WORK TO BE COMPLETED: Transcribe all the entries word for word, omitting any pictures they contain.
PROVIDED DATA start
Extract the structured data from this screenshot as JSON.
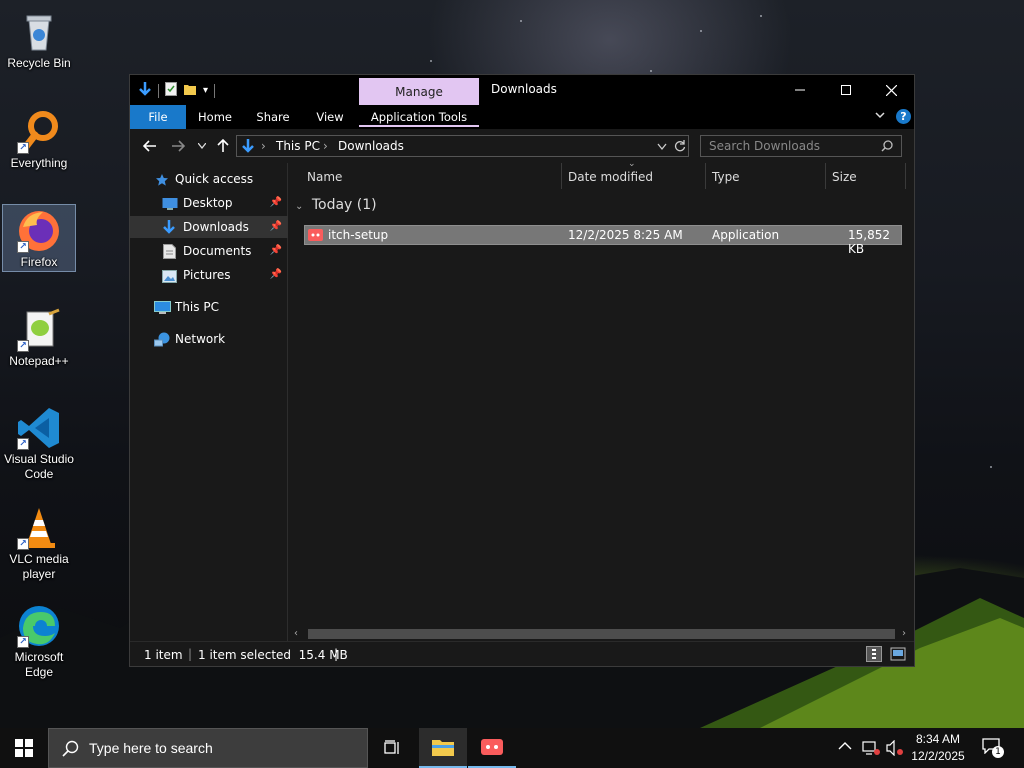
{
  "desktop": {
    "icons": [
      {
        "label": "Recycle Bin"
      },
      {
        "label": "Everything"
      },
      {
        "label": "Firefox"
      },
      {
        "label": "Notepad++"
      },
      {
        "label": "Visual Studio Code"
      },
      {
        "label": "VLC media player"
      },
      {
        "label": "Microsoft Edge"
      }
    ]
  },
  "window": {
    "title": "Downloads",
    "contextual_tab": "Manage",
    "ribbon_tabs": [
      "File",
      "Home",
      "Share",
      "View",
      "Application Tools"
    ],
    "breadcrumb": [
      "This PC",
      "Downloads"
    ],
    "search_placeholder": "Search Downloads",
    "nav": {
      "quick_access": "Quick access",
      "items": [
        "Desktop",
        "Downloads",
        "Documents",
        "Pictures"
      ],
      "this_pc": "This PC",
      "network": "Network"
    },
    "columns": [
      "Name",
      "Date modified",
      "Type",
      "Size"
    ],
    "group_label": "Today (1)",
    "files": [
      {
        "name": "itch-setup",
        "date": "12/2/2025 8:25 AM",
        "type": "Application",
        "size": "15,852 KB"
      }
    ],
    "status": {
      "count": "1 item",
      "selected": "1 item selected  15.4 MB"
    }
  },
  "taskbar": {
    "search_placeholder": "Type here to search",
    "time": "8:34 AM",
    "date": "12/2/2025",
    "notification_count": "1"
  },
  "colors": {
    "accent": "#1979ca",
    "manage_tab": "#e2c6f2",
    "selection": "#777777"
  }
}
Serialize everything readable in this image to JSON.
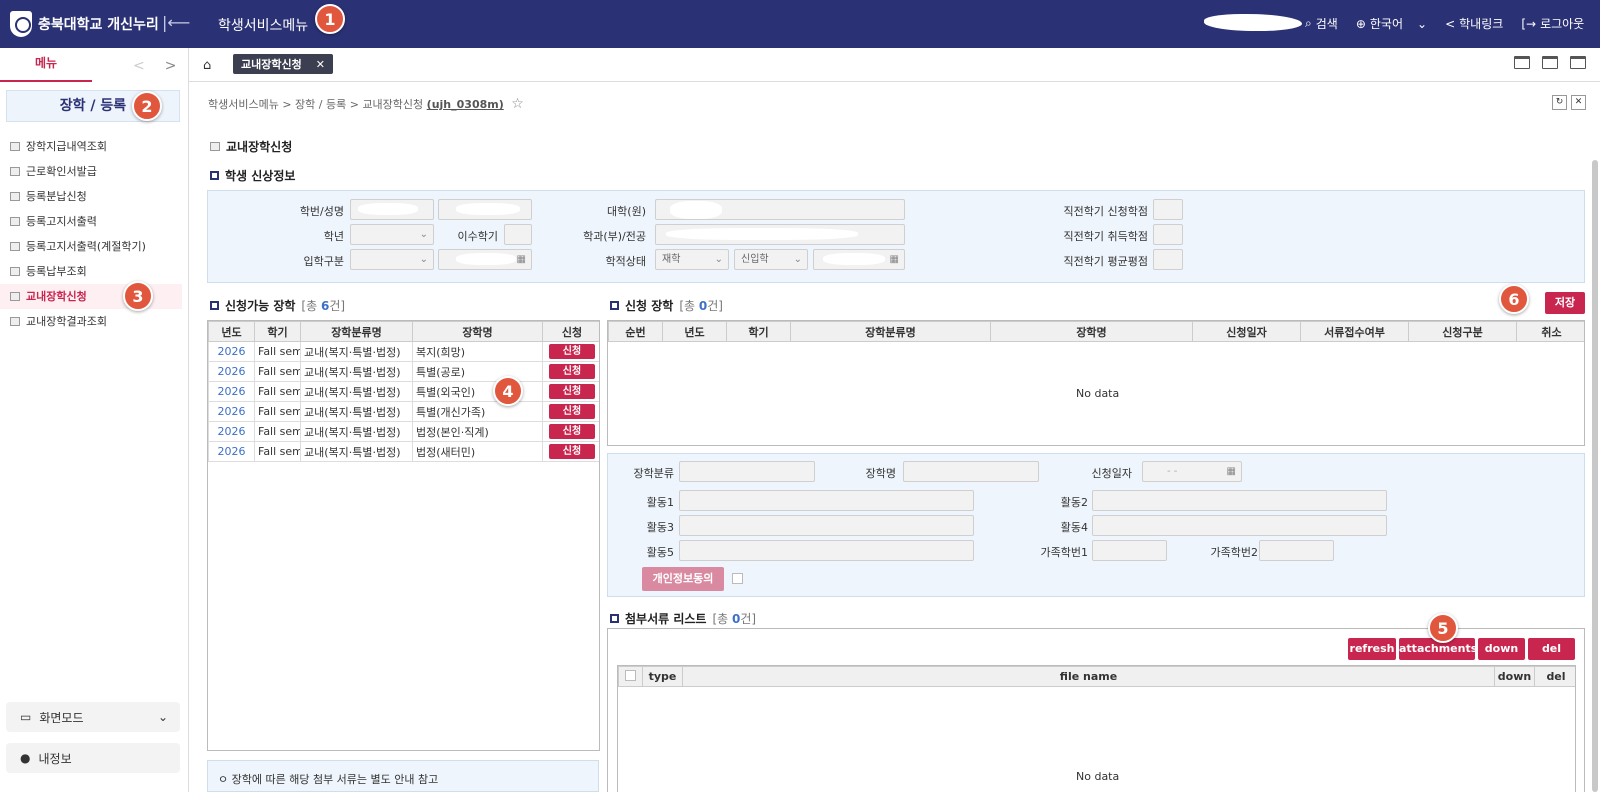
PROVIDED DATA end
SOLUTION TO THE PROBLEM:
Extract the structured data from this screenshot as JSON.
{
  "desktop": {
    "icons": [
      {
        "label": "Recycle Bin"
      },
      {
        "label": "Everything"
      },
      {
        "label": "Firefox"
      },
      {
        "label": "Notepad++"
      },
      {
        "label": "Visual Studio Code"
      },
      {
        "label": "VLC media player"
      },
      {
        "label": "Microsoft Edge"
      }
    ]
  },
  "window": {
    "title": "Downloads",
    "contextual_tab": "Manage",
    "ribbon_tabs": [
      "File",
      "Home",
      "Share",
      "View",
      "Application Tools"
    ],
    "breadcrumb": [
      "This PC",
      "Downloads"
    ],
    "search_placeholder": "Search Downloads",
    "nav": {
      "quick_access": "Quick access",
      "items": [
        "Desktop",
        "Downloads",
        "Documents",
        "Pictures"
      ],
      "this_pc": "This PC",
      "network": "Network"
    },
    "columns": [
      "Name",
      "Date modified",
      "Type",
      "Size"
    ],
    "group_label": "Today (1)",
    "files": [
      {
        "name": "itch-setup",
        "date": "12/2/2025 8:25 AM",
        "type": "Application",
        "size": "15,852 KB"
      }
    ],
    "status": {
      "count": "1 item",
      "selected": "1 item selected  15.4 MB"
    }
  },
  "taskbar": {
    "search_placeholder": "Type here to search",
    "time": "8:34 AM",
    "date": "12/2/2025",
    "notification_count": "1"
  },
  "colors": {
    "accent": "#1979ca",
    "manage_tab": "#e2c6f2",
    "selection": "#777777"
  }
}
Serialize everything readable in this image to JSON.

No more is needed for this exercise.